**Short problem**
Rewrite the items from the first line up to and including the line with "legend-label-mississippi: Mississippi [684, 941, 805, 969]", renaming every "nao-resfriada" as "nonchilled" and leaving everything else unchanged.

**The data**
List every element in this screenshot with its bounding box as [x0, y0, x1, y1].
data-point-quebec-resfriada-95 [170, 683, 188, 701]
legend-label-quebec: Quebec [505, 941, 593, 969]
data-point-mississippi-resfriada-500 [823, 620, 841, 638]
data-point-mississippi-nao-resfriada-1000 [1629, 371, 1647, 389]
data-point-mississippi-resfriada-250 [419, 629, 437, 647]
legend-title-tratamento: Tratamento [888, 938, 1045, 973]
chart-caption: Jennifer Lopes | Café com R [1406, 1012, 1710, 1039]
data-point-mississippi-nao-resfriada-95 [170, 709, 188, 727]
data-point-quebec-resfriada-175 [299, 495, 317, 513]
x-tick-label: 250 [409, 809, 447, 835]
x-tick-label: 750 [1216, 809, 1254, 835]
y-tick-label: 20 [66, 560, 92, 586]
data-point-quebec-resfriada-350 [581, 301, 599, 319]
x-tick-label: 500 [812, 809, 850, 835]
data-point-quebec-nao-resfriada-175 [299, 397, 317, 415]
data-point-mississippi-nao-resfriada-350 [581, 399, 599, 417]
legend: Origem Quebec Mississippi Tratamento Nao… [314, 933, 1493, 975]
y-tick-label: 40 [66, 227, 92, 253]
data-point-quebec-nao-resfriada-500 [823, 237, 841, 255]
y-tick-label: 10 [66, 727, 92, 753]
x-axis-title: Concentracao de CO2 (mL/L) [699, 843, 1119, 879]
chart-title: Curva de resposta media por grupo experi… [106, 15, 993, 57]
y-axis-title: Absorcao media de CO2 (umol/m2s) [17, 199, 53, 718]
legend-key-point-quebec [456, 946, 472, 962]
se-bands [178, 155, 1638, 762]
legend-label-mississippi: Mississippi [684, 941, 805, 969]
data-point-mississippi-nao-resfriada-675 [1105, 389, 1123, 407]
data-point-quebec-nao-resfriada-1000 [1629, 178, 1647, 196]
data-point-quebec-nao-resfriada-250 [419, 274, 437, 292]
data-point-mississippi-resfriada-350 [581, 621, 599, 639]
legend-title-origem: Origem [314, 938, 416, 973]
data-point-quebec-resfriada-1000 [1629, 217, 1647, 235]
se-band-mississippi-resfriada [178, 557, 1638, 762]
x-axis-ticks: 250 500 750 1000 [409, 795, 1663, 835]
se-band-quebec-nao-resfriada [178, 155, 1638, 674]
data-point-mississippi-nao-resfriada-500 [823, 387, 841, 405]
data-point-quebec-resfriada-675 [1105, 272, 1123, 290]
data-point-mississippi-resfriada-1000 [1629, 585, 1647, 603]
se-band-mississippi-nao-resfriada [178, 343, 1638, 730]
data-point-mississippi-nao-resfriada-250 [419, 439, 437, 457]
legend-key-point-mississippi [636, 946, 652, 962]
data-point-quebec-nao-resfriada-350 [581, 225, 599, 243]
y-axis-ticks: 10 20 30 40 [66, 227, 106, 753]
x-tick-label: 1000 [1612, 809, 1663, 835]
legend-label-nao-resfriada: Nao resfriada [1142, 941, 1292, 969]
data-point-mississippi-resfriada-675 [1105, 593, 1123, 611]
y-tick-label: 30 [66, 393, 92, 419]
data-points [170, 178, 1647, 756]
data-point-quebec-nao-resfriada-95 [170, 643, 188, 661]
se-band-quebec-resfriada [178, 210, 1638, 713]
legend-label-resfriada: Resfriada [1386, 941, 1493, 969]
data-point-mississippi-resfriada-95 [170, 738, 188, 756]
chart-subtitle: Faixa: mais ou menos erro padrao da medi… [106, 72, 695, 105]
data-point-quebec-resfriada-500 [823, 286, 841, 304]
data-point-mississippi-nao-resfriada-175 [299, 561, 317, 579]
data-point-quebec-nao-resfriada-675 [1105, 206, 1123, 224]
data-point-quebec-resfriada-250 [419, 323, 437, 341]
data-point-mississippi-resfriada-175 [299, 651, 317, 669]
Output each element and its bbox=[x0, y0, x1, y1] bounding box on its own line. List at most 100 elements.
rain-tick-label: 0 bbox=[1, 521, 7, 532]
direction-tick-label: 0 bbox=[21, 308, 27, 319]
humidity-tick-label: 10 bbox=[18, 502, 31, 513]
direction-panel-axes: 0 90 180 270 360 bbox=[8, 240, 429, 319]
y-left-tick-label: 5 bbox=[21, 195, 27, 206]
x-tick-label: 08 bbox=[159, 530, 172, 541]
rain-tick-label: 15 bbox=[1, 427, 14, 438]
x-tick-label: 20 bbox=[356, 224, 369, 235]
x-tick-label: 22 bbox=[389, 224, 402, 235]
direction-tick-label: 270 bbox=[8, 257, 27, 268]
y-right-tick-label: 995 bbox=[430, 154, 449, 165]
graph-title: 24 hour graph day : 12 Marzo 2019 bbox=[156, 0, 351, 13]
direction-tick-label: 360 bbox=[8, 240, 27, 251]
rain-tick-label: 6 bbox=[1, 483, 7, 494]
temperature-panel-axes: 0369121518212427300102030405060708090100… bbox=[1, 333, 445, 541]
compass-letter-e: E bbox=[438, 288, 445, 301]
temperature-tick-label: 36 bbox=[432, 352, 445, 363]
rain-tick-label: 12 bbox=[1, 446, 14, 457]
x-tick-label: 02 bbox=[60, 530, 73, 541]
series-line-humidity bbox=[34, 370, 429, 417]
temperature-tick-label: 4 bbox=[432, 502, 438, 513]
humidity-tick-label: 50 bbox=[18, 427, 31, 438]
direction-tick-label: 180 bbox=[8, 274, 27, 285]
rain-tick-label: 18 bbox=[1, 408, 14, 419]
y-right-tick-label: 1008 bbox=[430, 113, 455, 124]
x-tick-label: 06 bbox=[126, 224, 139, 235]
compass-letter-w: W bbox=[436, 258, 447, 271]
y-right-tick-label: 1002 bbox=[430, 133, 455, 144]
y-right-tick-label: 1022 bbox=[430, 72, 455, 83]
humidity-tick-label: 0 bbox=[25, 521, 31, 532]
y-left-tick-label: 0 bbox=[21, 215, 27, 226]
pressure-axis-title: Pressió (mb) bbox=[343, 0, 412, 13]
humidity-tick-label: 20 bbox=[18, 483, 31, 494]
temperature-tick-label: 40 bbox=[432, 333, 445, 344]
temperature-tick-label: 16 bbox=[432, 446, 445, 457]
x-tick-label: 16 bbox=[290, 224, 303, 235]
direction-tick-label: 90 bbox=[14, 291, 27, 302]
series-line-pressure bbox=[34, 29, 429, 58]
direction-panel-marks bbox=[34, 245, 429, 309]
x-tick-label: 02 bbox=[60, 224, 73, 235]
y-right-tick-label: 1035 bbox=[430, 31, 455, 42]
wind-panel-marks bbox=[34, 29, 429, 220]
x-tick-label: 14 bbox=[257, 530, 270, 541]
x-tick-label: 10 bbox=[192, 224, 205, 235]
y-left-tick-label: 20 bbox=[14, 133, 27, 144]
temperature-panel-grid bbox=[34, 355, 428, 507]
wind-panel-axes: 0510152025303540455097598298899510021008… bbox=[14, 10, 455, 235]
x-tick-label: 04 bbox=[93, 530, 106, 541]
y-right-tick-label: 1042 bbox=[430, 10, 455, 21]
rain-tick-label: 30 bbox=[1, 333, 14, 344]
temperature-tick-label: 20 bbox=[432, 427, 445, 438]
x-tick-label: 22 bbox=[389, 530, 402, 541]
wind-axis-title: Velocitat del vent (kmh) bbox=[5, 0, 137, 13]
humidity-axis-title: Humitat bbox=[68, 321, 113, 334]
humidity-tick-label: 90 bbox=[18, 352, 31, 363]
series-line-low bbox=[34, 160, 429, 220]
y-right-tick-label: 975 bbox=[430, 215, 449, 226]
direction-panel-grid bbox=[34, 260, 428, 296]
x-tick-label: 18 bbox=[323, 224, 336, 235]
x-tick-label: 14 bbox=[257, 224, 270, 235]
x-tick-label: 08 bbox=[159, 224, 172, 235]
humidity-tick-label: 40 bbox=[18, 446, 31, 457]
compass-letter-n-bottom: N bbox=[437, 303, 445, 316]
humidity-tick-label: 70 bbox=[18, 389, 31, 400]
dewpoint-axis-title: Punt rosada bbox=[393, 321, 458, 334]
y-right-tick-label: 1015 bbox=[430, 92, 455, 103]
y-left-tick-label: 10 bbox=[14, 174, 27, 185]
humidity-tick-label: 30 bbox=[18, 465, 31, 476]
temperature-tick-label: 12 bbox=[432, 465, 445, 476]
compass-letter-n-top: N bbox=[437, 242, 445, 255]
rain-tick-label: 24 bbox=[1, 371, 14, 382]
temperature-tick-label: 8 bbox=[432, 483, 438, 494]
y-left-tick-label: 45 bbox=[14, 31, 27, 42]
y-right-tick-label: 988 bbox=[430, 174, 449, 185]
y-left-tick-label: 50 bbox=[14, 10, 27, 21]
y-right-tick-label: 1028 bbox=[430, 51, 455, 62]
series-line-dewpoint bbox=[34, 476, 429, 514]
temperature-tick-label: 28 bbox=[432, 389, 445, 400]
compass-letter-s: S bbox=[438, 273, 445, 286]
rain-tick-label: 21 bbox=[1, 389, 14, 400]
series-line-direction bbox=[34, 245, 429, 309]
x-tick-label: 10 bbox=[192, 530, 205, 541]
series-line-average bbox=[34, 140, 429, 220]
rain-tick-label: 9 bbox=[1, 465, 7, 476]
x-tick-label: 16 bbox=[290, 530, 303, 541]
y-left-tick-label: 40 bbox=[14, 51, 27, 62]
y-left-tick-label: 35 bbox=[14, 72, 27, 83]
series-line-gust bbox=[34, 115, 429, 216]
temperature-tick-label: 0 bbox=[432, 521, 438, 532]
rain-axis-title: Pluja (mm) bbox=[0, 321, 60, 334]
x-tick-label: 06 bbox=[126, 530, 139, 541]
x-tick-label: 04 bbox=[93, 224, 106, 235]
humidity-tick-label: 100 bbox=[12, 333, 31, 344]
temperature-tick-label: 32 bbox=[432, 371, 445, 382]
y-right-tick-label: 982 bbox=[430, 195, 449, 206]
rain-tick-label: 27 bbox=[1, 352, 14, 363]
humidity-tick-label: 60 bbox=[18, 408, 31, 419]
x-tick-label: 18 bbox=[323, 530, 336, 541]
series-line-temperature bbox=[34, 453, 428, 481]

**Solution**
List every element in this screenshot with its bounding box as [x0, y0, x1, y1].
data-point-quebec-resfriada-95 [170, 683, 188, 701]
legend-label-quebec: Quebec [505, 941, 593, 969]
data-point-mississippi-resfriada-500 [823, 620, 841, 638]
data-point-mississippi-nonchilled-1000 [1629, 371, 1647, 389]
data-point-mississippi-resfriada-250 [419, 629, 437, 647]
legend-title-tratamento: Tratamento [888, 938, 1045, 973]
chart-caption: Jennifer Lopes | Café com R [1406, 1012, 1710, 1039]
data-point-mississippi-nonchilled-95 [170, 709, 188, 727]
data-point-quebec-resfriada-175 [299, 495, 317, 513]
x-tick-label: 250 [409, 809, 447, 835]
x-tick-label: 750 [1216, 809, 1254, 835]
y-tick-label: 20 [66, 560, 92, 586]
data-point-quebec-resfriada-350 [581, 301, 599, 319]
x-tick-label: 500 [812, 809, 850, 835]
data-point-quebec-nonchilled-175 [299, 397, 317, 415]
data-point-mississippi-nonchilled-350 [581, 399, 599, 417]
legend: Origem Quebec Mississippi Tratamento Nao… [314, 933, 1493, 975]
y-tick-label: 40 [66, 227, 92, 253]
data-point-quebec-nonchilled-500 [823, 237, 841, 255]
y-tick-label: 10 [66, 727, 92, 753]
x-axis-title: Concentracao de CO2 (mL/L) [699, 843, 1119, 879]
chart-title: Curva de resposta media por grupo experi… [106, 15, 993, 57]
y-axis-title: Absorcao media de CO2 (umol/m2s) [17, 199, 53, 718]
legend-key-point-quebec [456, 946, 472, 962]
se-bands [178, 155, 1638, 762]
legend-label-mississippi: Mississippi [684, 941, 805, 969]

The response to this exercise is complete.